REQUIRED WORK:
Every record should be repeated exactly, except that pictures are left out.

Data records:
- - -

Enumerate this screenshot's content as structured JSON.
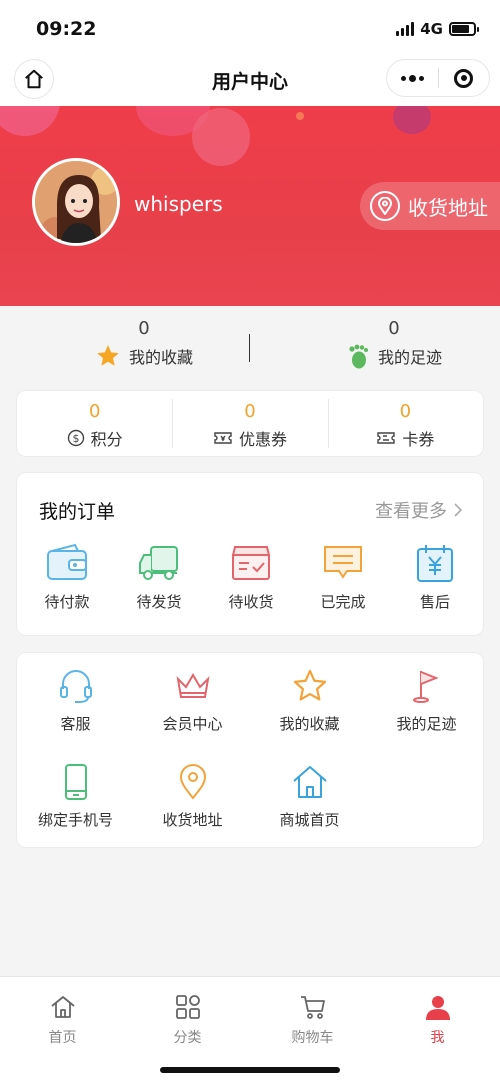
{
  "status_bar": {
    "time": "09:22",
    "network": "4G"
  },
  "nav": {
    "title": "用户中心"
  },
  "profile": {
    "username": "whispers",
    "address_button": "收货地址"
  },
  "stats": [
    {
      "count": "0",
      "label": "我的收藏",
      "icon": "star-icon"
    },
    {
      "count": "0",
      "label": "我的足迹",
      "icon": "footprint-icon"
    }
  ],
  "wallet": [
    {
      "count": "0",
      "label": "积分",
      "icon": "points-icon"
    },
    {
      "count": "0",
      "label": "优惠券",
      "icon": "coupon-icon"
    },
    {
      "count": "0",
      "label": "卡券",
      "icon": "card-icon"
    }
  ],
  "orders": {
    "title": "我的订单",
    "more": "查看更多",
    "items": [
      {
        "label": "待付款",
        "icon": "wallet-icon"
      },
      {
        "label": "待发货",
        "icon": "truck-icon"
      },
      {
        "label": "待收货",
        "icon": "package-icon"
      },
      {
        "label": "已完成",
        "icon": "message-icon"
      },
      {
        "label": "售后",
        "icon": "after-sale-icon"
      }
    ]
  },
  "services": [
    {
      "label": "客服",
      "icon": "headset-icon"
    },
    {
      "label": "会员中心",
      "icon": "crown-icon"
    },
    {
      "label": "我的收藏",
      "icon": "star-outline-icon"
    },
    {
      "label": "我的足迹",
      "icon": "flag-icon"
    },
    {
      "label": "绑定手机号",
      "icon": "phone-icon"
    },
    {
      "label": "收货地址",
      "icon": "location-icon"
    },
    {
      "label": "商城首页",
      "icon": "house-icon"
    }
  ],
  "tabbar": [
    {
      "label": "首页",
      "icon": "home-icon",
      "active": false
    },
    {
      "label": "分类",
      "icon": "category-icon",
      "active": false
    },
    {
      "label": "购物车",
      "icon": "cart-icon",
      "active": false
    },
    {
      "label": "我",
      "icon": "user-icon",
      "active": true
    }
  ],
  "colors": {
    "brand": "#e8404a",
    "accent": "#f2a32a",
    "background": "#f4f4f4"
  }
}
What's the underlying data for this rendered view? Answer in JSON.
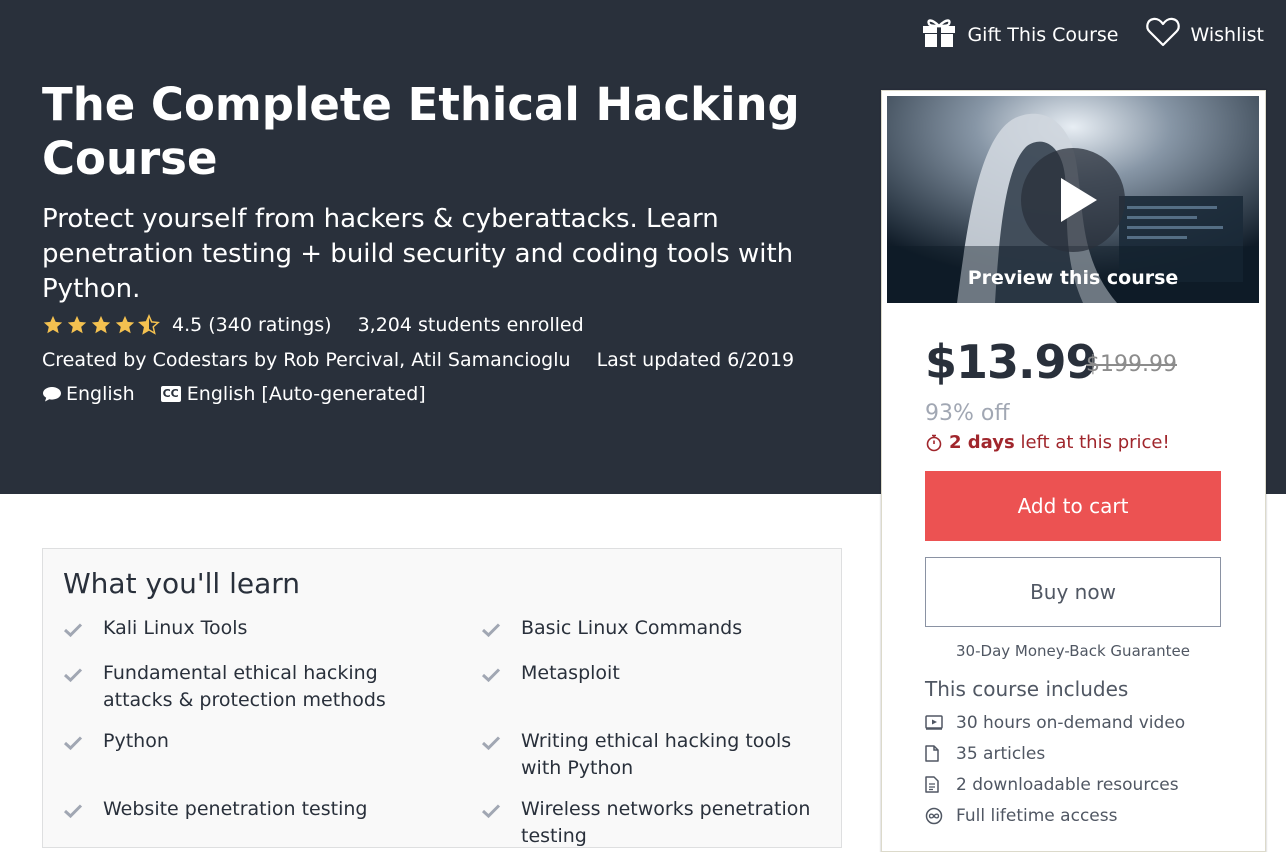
{
  "header": {
    "gift_label": "Gift This Course",
    "wishlist_label": "Wishlist"
  },
  "course": {
    "title": "The Complete Ethical Hacking Course",
    "subtitle": "Protect yourself from hackers & cyberattacks. Learn penetration testing + build security and coding tools with Python.",
    "rating_value": 4.5,
    "rating_text": "4.5 (340 ratings)",
    "enrolled": "3,204 students enrolled",
    "created_by": "Created by Codestars by Rob Percival, Atil Samancioglu",
    "last_updated": "Last updated 6/2019",
    "language": "English",
    "caption_badge": "CC",
    "captions": "English [Auto-generated]"
  },
  "sidebar": {
    "preview_label": "Preview this course",
    "price": "$13.99",
    "original_price": "$199.99",
    "discount": "93% off",
    "deadline_bold": "2 days",
    "deadline_rest": " left at this price!",
    "add_to_cart": "Add to cart",
    "buy_now": "Buy now",
    "guarantee": "30-Day Money-Back Guarantee",
    "includes_title": "This course includes",
    "includes": [
      {
        "icon": "video-icon",
        "label": "30 hours on-demand video"
      },
      {
        "icon": "file-icon",
        "label": "35 articles"
      },
      {
        "icon": "document-icon",
        "label": "2 downloadable resources"
      },
      {
        "icon": "infinity-icon",
        "label": "Full lifetime access"
      }
    ]
  },
  "learn": {
    "title": "What you'll learn",
    "items": [
      "Kali Linux Tools",
      "Basic Linux Commands",
      "Fundamental ethical hacking attacks & protection methods",
      "Metasploit",
      "Python",
      "Writing ethical hacking tools with Python",
      "Website penetration testing",
      "Wireless networks penetration testing"
    ]
  },
  "colors": {
    "hero_bg": "#29303b",
    "accent": "#ec5252",
    "star": "#f4c150",
    "deadline": "#a0262c"
  }
}
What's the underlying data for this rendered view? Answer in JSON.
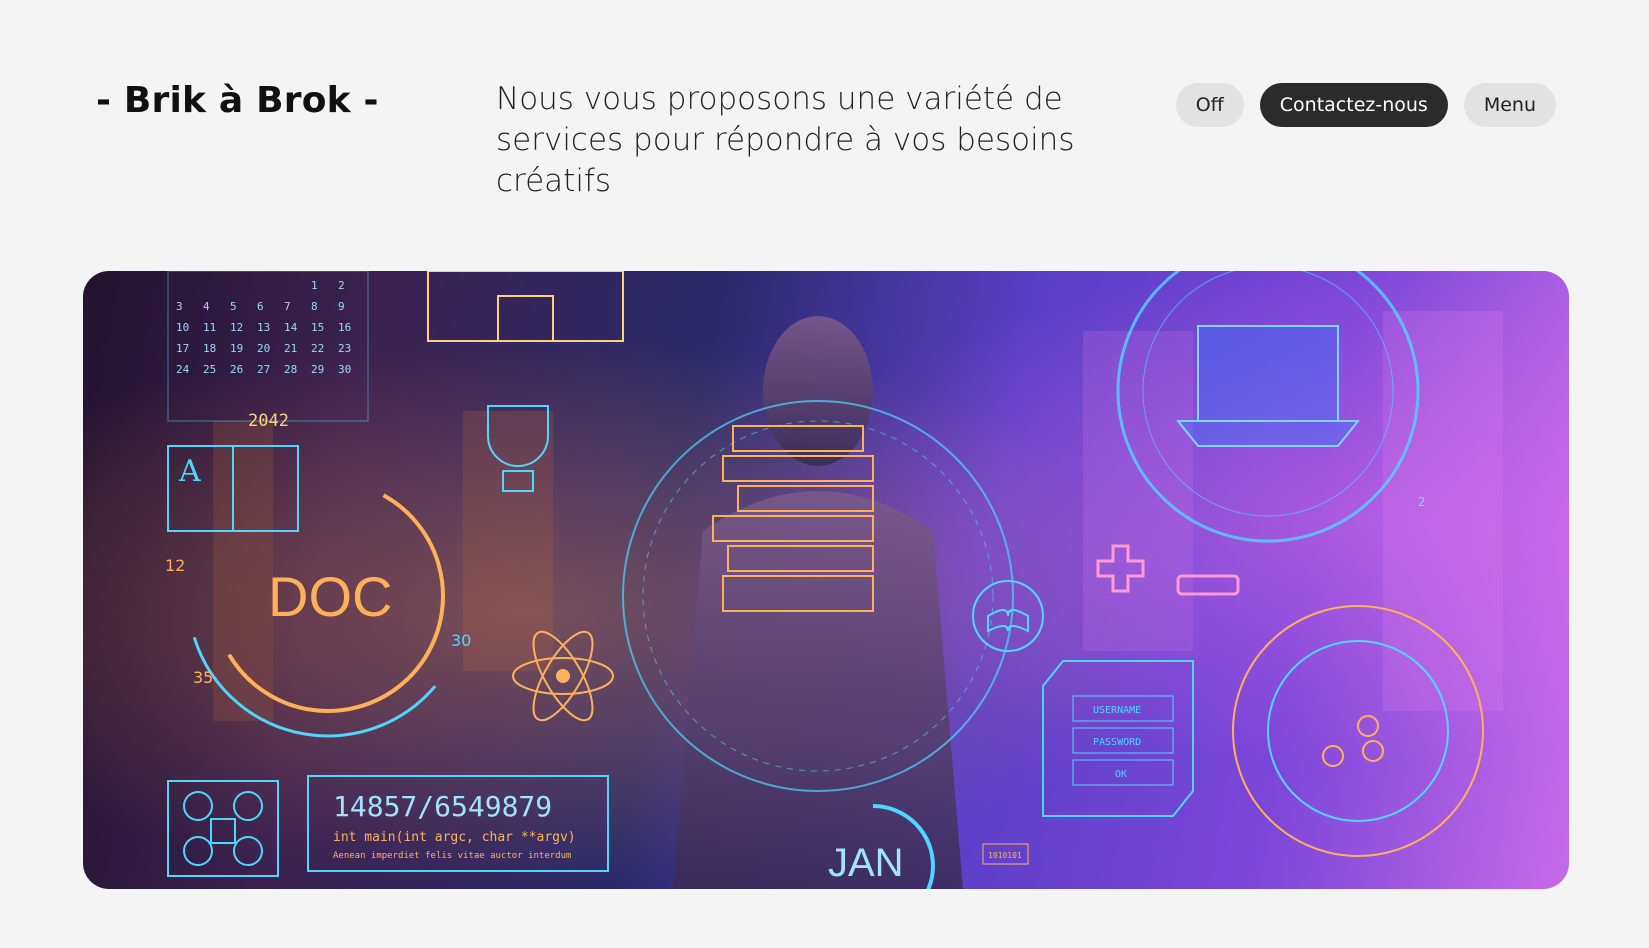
{
  "brand": {
    "name": "- Brik à Brok -"
  },
  "tagline": {
    "text": "Nous vous proposons une variété de services pour répondre à vos besoins créatifs"
  },
  "nav": {
    "off_label": "Off",
    "contact_label": "Contactez-nous",
    "menu_label": "Menu"
  },
  "hero": {
    "calendar_rows": [
      [
        "",
        "",
        "",
        "",
        "",
        "1",
        "2"
      ],
      [
        "3",
        "4",
        "5",
        "6",
        "7",
        "8",
        "9"
      ],
      [
        "10",
        "11",
        "12",
        "13",
        "14",
        "15",
        "16"
      ],
      [
        "17",
        "18",
        "19",
        "20",
        "21",
        "22",
        "23"
      ],
      [
        "24",
        "25",
        "26",
        "27",
        "28",
        "29",
        "30"
      ]
    ],
    "year": "2042",
    "doc_label": "DOC",
    "gauge_labels": {
      "left": "12",
      "bottom": "35",
      "right": "30"
    },
    "counter": "14857/6549879",
    "code_line": "int main(int argc, char **argv)",
    "code_sub": "Aenean imperdiet felis vitae auctor interdum",
    "month": "JAN",
    "login_username": "USERNAME",
    "login_password": "PASSWORD",
    "login_ok": "OK",
    "binary": "1010101",
    "small_2": "2",
    "colors": {
      "cyan": "#4fd6ff",
      "orange": "#ffb15a",
      "violet": "#8b5cf6"
    }
  }
}
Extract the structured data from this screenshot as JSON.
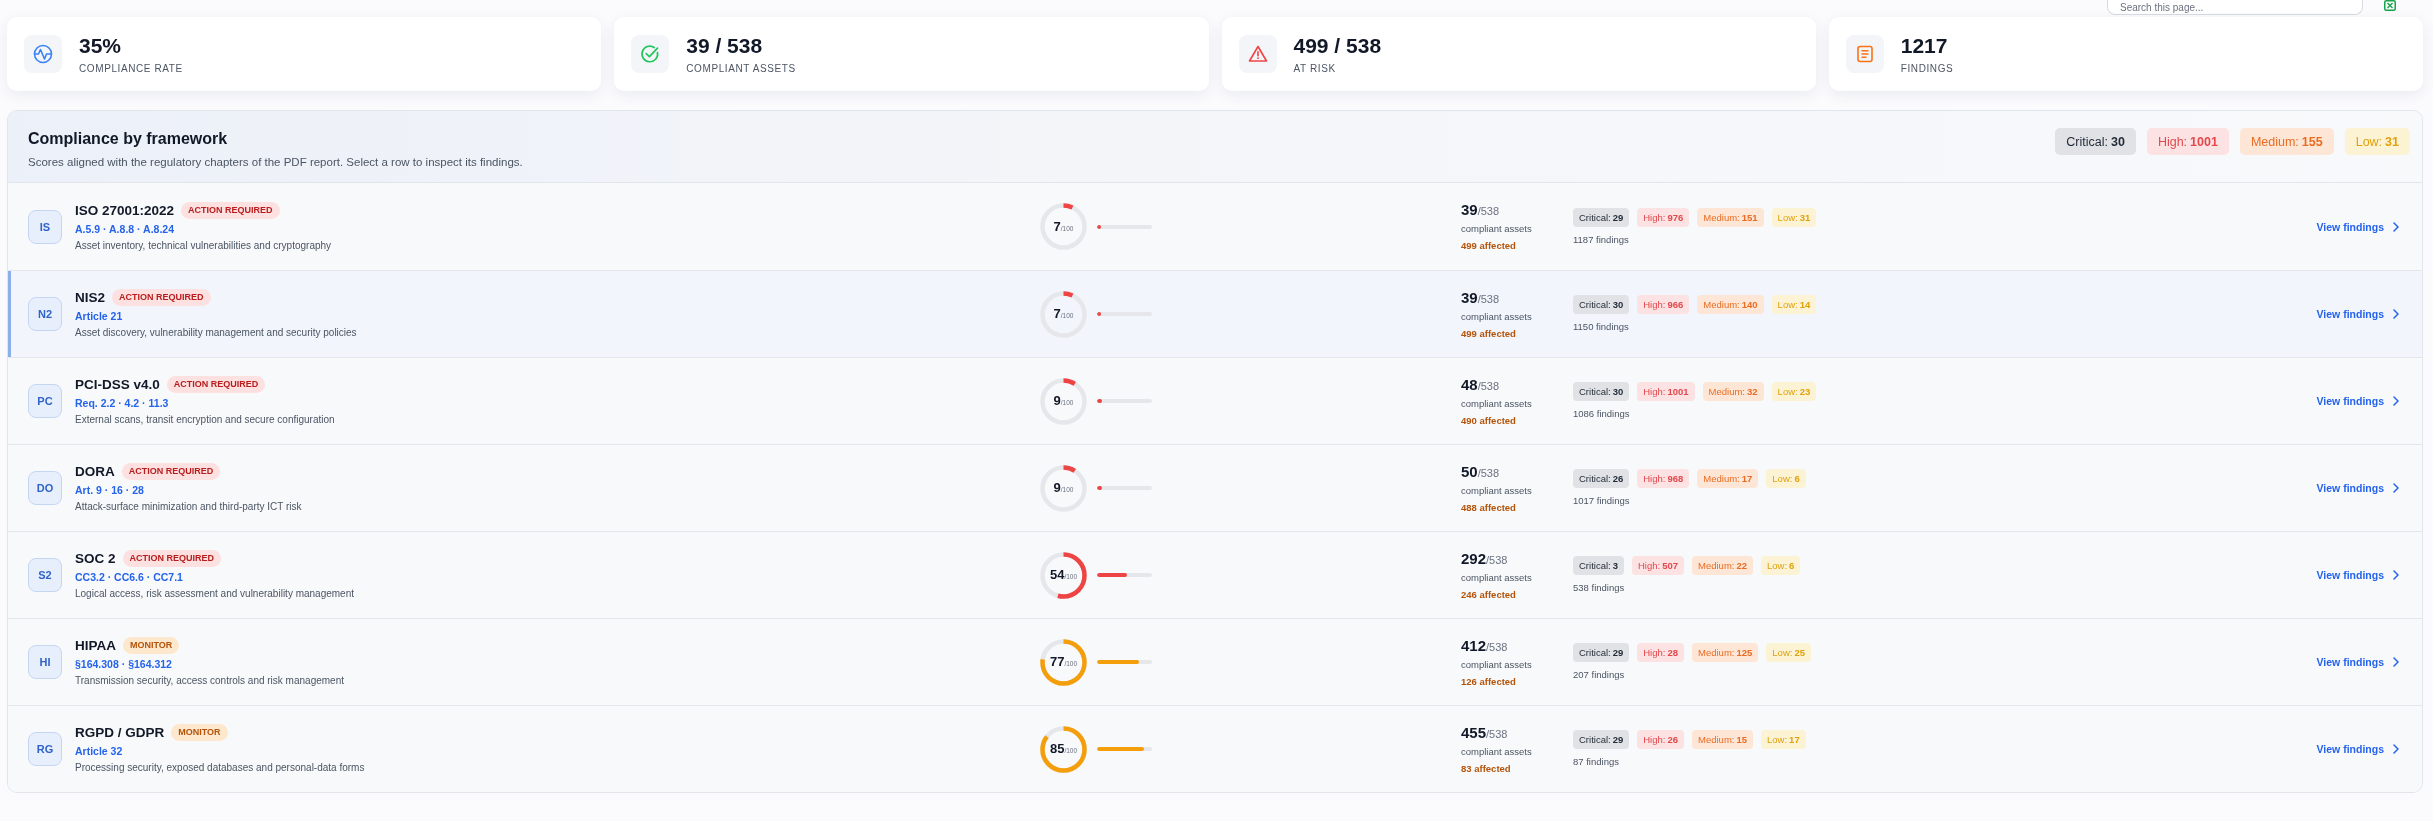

- - -

RESPONSE BELOW:
Enumerate this screenshot's content as structured JSON.
{
  "status_bar": {
    "time": "09:22",
    "network": "4G"
  },
  "nav": {
    "title": "用户中心"
  },
  "profile": {
    "username": "whispers",
    "address_button": "收货地址"
  },
  "stats": [
    {
      "count": "0",
      "label": "我的收藏",
      "icon": "star-icon"
    },
    {
      "count": "0",
      "label": "我的足迹",
      "icon": "footprint-icon"
    }
  ],
  "wallet": [
    {
      "count": "0",
      "label": "积分",
      "icon": "points-icon"
    },
    {
      "count": "0",
      "label": "优惠券",
      "icon": "coupon-icon"
    },
    {
      "count": "0",
      "label": "卡券",
      "icon": "card-icon"
    }
  ],
  "orders": {
    "title": "我的订单",
    "more": "查看更多",
    "items": [
      {
        "label": "待付款",
        "icon": "wallet-icon"
      },
      {
        "label": "待发货",
        "icon": "truck-icon"
      },
      {
        "label": "待收货",
        "icon": "package-icon"
      },
      {
        "label": "已完成",
        "icon": "message-icon"
      },
      {
        "label": "售后",
        "icon": "after-sale-icon"
      }
    ]
  },
  "services": [
    {
      "label": "客服",
      "icon": "headset-icon"
    },
    {
      "label": "会员中心",
      "icon": "crown-icon"
    },
    {
      "label": "我的收藏",
      "icon": "star-outline-icon"
    },
    {
      "label": "我的足迹",
      "icon": "flag-icon"
    },
    {
      "label": "绑定手机号",
      "icon": "phone-icon"
    },
    {
      "label": "收货地址",
      "icon": "location-icon"
    },
    {
      "label": "商城首页",
      "icon": "house-icon"
    }
  ],
  "tabbar": [
    {
      "label": "首页",
      "icon": "home-icon",
      "active": false
    },
    {
      "label": "分类",
      "icon": "category-icon",
      "active": false
    },
    {
      "label": "购物车",
      "icon": "cart-icon",
      "active": false
    },
    {
      "label": "我",
      "icon": "user-icon",
      "active": true
    }
  ],
  "colors": {
    "brand": "#e8404a",
    "accent": "#f2a32a",
    "background": "#f4f4f4"
  }
}
What's the underlying data for this rendered view? Answer in JSON.
{
  "header": {
    "gift_label": "Gift This Course",
    "wishlist_label": "Wishlist"
  },
  "course": {
    "title": "The Complete Ethical Hacking Course",
    "subtitle": "Protect yourself from hackers & cyberattacks. Learn penetration testing + build security and coding tools with Python.",
    "rating_value": 4.5,
    "rating_text": "4.5 (340 ratings)",
    "enrolled": "3,204 students enrolled",
    "created_by": "Created by Codestars by Rob Percival, Atil Samancioglu",
    "last_updated": "Last updated 6/2019",
    "language": "English",
    "caption_badge": "CC",
    "captions": "English [Auto-generated]"
  },
  "sidebar": {
    "preview_label": "Preview this course",
    "price": "$13.99",
    "original_price": "$199.99",
    "discount": "93% off",
    "deadline_bold": "2 days",
    "deadline_rest": " left at this price!",
    "add_to_cart": "Add to cart",
    "buy_now": "Buy now",
    "guarantee": "30-Day Money-Back Guarantee",
    "includes_title": "This course includes",
    "includes": [
      {
        "icon": "video-icon",
        "label": "30 hours on-demand video"
      },
      {
        "icon": "file-icon",
        "label": "35 articles"
      },
      {
        "icon": "document-icon",
        "label": "2 downloadable resources"
      },
      {
        "icon": "infinity-icon",
        "label": "Full lifetime access"
      }
    ]
  },
  "learn": {
    "title": "What you'll learn",
    "items": [
      "Kali Linux Tools",
      "Basic Linux Commands",
      "Fundamental ethical hacking attacks & protection methods",
      "Metasploit",
      "Python",
      "Writing ethical hacking tools with Python",
      "Website penetration testing",
      "Wireless networks penetration testing"
    ]
  },
  "colors": {
    "hero_bg": "#29303b",
    "accent": "#ec5252",
    "star": "#f4c150",
    "deadline": "#a0262c"
  }
}
What's the underlying data for this rendered view? Answer in JSON.
{
  "brand": {
    "name": "- Brik à Brok -"
  },
  "tagline": {
    "text": "Nous vous proposons une variété de services pour répondre à vos besoins créatifs"
  },
  "nav": {
    "off_label": "Off",
    "contact_label": "Contactez-nous",
    "menu_label": "Menu"
  },
  "hero": {
    "calendar_rows": [
      [
        "",
        "",
        "",
        "",
        "",
        "1",
        "2"
      ],
      [
        "3",
        "4",
        "5",
        "6",
        "7",
        "8",
        "9"
      ],
      [
        "10",
        "11",
        "12",
        "13",
        "14",
        "15",
        "16"
      ],
      [
        "17",
        "18",
        "19",
        "20",
        "21",
        "22",
        "23"
      ],
      [
        "24",
        "25",
        "26",
        "27",
        "28",
        "29",
        "30"
      ]
    ],
    "year": "2042",
    "doc_label": "DOC",
    "gauge_labels": {
      "left": "12",
      "bottom": "35",
      "right": "30"
    },
    "counter": "14857/6549879",
    "code_line": "int main(int argc, char **argv)",
    "code_sub": "Aenean imperdiet felis vitae auctor interdum",
    "month": "JAN",
    "login_username": "USERNAME",
    "login_password": "PASSWORD",
    "login_ok": "OK",
    "binary": "1010101",
    "small_2": "2",
    "colors": {
      "cyan": "#4fd6ff",
      "orange": "#ffb15a",
      "violet": "#8b5cf6"
    }
  }
}
Extract the structured data from this screenshot as JSON.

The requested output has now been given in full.